— Exercise prompt —
Below are the records; pull every line that includes "Froude".

— Dataset records —
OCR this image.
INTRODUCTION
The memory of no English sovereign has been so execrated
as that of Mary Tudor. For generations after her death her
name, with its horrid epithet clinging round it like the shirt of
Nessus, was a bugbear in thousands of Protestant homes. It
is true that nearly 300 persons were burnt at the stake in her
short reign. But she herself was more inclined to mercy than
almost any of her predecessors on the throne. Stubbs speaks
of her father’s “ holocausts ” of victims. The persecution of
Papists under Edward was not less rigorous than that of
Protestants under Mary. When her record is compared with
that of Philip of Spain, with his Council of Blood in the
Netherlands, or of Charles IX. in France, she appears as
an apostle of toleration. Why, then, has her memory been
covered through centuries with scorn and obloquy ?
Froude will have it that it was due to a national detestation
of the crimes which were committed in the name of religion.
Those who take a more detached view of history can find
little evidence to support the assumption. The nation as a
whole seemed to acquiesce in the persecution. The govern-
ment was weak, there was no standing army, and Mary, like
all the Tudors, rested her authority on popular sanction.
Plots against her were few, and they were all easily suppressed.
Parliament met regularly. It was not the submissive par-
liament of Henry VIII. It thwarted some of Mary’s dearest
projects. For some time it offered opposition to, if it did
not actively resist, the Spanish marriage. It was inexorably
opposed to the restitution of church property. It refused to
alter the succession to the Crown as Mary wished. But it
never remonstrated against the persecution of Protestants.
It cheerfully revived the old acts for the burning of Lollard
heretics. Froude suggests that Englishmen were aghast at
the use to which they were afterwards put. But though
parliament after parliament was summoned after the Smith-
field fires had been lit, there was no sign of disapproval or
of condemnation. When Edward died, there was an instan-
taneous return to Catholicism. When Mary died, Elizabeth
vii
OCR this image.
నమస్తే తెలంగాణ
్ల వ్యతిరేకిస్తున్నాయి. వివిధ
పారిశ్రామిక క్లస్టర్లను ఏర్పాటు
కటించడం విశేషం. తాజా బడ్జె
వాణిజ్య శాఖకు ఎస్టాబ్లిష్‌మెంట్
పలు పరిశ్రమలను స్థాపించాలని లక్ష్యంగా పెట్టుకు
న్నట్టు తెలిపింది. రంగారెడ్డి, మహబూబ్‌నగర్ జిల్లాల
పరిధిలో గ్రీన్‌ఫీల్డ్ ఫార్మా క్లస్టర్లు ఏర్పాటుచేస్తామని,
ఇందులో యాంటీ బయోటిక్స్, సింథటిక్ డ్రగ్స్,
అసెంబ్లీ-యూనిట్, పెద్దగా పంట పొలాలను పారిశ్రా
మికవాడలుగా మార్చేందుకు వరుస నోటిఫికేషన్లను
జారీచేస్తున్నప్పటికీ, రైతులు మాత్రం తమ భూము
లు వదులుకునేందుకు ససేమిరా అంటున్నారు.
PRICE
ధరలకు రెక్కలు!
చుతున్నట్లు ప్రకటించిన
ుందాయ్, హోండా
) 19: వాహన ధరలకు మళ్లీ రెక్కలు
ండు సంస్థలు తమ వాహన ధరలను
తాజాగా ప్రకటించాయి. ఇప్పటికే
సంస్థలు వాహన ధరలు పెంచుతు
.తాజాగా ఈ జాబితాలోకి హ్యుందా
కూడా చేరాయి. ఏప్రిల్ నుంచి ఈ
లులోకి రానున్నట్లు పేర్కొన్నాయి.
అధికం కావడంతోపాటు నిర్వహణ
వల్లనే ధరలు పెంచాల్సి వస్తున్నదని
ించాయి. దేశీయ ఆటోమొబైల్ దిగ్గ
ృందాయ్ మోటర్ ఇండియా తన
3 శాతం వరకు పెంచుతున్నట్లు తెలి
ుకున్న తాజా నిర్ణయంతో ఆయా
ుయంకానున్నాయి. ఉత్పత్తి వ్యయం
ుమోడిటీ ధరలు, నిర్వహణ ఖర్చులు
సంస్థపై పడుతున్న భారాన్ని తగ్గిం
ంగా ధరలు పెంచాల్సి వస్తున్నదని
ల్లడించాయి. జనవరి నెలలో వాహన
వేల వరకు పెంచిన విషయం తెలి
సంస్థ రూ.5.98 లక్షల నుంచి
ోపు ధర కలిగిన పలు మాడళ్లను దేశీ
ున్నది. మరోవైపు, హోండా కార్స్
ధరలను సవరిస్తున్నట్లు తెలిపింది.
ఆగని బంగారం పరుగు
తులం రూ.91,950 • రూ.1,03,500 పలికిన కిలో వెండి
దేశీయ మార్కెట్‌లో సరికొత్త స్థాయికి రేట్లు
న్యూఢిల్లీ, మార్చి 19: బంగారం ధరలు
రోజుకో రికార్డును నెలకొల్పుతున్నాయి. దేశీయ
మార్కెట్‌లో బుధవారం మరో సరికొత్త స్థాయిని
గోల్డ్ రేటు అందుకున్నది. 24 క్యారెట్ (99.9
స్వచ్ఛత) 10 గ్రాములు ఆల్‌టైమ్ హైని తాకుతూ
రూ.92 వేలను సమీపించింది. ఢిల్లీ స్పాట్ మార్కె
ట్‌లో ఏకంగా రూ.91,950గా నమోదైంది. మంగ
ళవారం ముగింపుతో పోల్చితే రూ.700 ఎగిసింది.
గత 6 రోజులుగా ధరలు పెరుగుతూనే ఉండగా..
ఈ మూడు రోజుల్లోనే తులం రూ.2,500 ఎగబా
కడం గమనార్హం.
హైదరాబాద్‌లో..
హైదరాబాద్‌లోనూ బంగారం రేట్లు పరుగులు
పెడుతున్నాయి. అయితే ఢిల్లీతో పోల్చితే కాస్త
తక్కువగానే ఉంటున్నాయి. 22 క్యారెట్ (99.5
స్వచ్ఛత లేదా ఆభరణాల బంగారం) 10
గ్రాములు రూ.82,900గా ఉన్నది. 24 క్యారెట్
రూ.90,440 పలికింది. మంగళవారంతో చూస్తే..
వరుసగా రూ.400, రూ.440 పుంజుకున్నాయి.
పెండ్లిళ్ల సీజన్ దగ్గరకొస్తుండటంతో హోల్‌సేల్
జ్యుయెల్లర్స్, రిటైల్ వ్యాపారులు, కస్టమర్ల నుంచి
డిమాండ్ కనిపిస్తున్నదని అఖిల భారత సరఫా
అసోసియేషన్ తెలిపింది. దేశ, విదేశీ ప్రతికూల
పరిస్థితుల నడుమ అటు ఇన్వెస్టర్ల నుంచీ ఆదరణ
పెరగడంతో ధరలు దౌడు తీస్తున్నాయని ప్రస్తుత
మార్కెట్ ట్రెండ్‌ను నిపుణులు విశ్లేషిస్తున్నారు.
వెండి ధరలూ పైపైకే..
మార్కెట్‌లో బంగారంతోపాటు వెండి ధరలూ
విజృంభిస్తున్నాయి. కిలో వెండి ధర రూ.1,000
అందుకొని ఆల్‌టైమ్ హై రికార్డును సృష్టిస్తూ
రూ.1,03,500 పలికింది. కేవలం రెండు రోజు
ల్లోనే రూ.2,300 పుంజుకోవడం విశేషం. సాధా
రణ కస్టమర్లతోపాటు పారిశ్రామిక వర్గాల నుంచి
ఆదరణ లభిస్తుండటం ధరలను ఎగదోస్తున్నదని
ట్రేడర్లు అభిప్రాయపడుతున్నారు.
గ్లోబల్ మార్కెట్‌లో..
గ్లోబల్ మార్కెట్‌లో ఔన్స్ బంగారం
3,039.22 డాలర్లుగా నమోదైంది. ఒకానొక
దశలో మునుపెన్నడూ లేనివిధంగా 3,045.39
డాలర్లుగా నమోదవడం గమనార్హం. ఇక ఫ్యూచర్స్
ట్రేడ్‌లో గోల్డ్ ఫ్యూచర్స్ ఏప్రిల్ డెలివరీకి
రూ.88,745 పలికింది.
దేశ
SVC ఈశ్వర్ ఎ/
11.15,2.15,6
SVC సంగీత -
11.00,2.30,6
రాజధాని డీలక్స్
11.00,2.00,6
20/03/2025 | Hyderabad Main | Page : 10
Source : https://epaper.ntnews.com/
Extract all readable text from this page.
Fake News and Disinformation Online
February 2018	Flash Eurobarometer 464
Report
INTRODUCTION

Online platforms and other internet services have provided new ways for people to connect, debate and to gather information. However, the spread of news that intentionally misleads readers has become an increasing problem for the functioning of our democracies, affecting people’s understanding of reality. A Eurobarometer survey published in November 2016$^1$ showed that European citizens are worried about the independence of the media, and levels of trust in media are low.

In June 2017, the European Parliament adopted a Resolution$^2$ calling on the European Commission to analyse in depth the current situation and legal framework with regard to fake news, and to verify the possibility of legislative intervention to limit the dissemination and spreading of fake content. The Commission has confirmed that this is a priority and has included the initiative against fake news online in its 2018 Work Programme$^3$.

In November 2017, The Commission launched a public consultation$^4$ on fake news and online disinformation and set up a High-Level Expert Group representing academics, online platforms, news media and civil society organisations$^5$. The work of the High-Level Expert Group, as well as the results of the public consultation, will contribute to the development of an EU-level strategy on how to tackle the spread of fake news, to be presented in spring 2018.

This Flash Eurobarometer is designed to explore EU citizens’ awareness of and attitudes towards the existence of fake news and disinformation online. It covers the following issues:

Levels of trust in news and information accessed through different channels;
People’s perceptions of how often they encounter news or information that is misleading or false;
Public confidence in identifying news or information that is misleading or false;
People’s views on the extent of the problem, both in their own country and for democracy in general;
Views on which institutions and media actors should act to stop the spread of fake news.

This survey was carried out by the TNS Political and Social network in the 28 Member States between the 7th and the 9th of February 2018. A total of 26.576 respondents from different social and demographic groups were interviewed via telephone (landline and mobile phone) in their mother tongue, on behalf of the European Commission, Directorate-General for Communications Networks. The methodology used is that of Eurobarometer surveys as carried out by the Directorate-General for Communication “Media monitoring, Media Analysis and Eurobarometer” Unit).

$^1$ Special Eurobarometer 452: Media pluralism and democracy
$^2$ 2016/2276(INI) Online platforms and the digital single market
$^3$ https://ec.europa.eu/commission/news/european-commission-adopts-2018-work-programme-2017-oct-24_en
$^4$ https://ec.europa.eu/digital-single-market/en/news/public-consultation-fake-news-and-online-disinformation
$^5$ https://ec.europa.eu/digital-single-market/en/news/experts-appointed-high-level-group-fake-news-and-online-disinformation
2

— Solved problem —
Froude will have it that it was due to a national detestation
heretics. Froude suggests that Englishmen were aghast at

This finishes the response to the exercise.